* begin Provided material *

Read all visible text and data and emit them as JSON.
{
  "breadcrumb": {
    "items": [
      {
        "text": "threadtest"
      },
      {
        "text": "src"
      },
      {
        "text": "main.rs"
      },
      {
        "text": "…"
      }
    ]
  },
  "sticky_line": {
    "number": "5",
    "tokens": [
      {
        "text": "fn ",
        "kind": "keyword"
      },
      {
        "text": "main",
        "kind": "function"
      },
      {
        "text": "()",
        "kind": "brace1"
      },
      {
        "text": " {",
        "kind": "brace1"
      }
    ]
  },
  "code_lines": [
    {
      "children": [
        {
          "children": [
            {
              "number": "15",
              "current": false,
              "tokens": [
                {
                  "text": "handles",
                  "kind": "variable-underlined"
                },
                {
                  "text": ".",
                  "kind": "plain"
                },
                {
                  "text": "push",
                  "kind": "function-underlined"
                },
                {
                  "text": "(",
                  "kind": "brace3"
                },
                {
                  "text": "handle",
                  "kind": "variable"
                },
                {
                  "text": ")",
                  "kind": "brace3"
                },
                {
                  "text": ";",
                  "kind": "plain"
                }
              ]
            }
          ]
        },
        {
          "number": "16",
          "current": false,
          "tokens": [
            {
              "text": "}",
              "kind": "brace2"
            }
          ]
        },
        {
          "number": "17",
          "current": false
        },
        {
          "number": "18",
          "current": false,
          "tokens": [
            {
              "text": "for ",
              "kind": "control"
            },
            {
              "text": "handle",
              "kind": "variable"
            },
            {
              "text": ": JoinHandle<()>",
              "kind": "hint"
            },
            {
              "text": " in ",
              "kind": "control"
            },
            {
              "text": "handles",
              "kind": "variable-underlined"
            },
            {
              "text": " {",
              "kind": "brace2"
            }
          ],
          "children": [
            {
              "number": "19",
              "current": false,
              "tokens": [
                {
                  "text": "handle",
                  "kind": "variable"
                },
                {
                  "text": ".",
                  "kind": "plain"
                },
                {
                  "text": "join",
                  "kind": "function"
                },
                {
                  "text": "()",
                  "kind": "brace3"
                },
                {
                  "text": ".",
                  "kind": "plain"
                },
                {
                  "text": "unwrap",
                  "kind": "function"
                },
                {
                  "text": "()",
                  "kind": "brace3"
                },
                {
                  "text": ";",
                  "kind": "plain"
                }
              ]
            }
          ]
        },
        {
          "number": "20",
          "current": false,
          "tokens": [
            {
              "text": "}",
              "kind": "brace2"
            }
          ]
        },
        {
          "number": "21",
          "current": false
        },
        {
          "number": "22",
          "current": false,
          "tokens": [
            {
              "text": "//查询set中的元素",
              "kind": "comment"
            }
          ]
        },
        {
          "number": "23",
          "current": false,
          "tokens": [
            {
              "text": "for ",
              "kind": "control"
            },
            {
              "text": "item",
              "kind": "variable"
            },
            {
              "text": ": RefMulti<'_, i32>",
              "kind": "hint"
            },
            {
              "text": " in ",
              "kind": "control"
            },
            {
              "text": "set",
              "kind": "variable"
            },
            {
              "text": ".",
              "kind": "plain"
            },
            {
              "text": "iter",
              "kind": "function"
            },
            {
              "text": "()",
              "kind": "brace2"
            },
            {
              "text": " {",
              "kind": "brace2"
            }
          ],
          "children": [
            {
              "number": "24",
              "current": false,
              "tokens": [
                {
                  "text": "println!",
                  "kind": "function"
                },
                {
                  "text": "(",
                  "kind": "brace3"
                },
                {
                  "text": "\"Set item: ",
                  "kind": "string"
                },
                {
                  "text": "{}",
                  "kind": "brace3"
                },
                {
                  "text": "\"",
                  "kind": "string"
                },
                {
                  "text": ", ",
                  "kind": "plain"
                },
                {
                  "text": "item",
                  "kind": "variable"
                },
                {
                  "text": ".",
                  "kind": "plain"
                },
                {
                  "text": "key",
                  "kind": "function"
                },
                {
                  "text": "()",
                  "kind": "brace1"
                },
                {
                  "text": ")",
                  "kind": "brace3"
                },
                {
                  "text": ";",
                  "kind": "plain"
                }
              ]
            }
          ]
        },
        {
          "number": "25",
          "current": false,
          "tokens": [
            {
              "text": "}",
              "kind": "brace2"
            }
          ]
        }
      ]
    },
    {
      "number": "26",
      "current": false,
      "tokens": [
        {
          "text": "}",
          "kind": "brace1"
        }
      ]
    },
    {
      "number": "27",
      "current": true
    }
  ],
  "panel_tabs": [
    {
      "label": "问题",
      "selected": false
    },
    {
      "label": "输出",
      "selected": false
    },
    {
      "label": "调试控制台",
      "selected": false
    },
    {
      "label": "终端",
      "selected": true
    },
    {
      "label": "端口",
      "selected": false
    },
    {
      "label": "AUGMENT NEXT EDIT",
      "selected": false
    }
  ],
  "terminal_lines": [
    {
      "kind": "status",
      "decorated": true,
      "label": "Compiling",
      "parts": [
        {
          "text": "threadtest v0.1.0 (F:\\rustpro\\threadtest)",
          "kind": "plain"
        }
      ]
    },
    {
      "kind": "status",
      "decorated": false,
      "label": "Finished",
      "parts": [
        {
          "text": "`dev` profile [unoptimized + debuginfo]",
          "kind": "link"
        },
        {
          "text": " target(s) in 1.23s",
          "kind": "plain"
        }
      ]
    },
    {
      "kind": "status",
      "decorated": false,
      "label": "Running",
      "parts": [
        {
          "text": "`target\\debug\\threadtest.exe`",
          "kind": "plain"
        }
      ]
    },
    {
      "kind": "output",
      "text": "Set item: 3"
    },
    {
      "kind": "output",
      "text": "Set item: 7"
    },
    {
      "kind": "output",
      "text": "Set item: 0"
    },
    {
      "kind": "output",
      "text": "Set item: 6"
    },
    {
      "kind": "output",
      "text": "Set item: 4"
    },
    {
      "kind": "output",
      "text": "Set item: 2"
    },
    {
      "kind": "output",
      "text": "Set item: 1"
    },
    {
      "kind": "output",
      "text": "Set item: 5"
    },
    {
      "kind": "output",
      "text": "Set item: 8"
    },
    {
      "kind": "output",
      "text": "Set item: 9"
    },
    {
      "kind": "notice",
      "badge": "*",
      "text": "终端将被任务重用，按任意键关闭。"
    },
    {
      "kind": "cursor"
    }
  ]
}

* end Provided material *

**What the task requires:** Pull out all lines from the listing that contain the string "threadtest".

**Full solution:**
        "text": "threadtest"
          "text": "threadtest v0.1.0 (F:\\rustpro\\threadtest)",
          "text": "`target\\debug\\threadtest.exe`",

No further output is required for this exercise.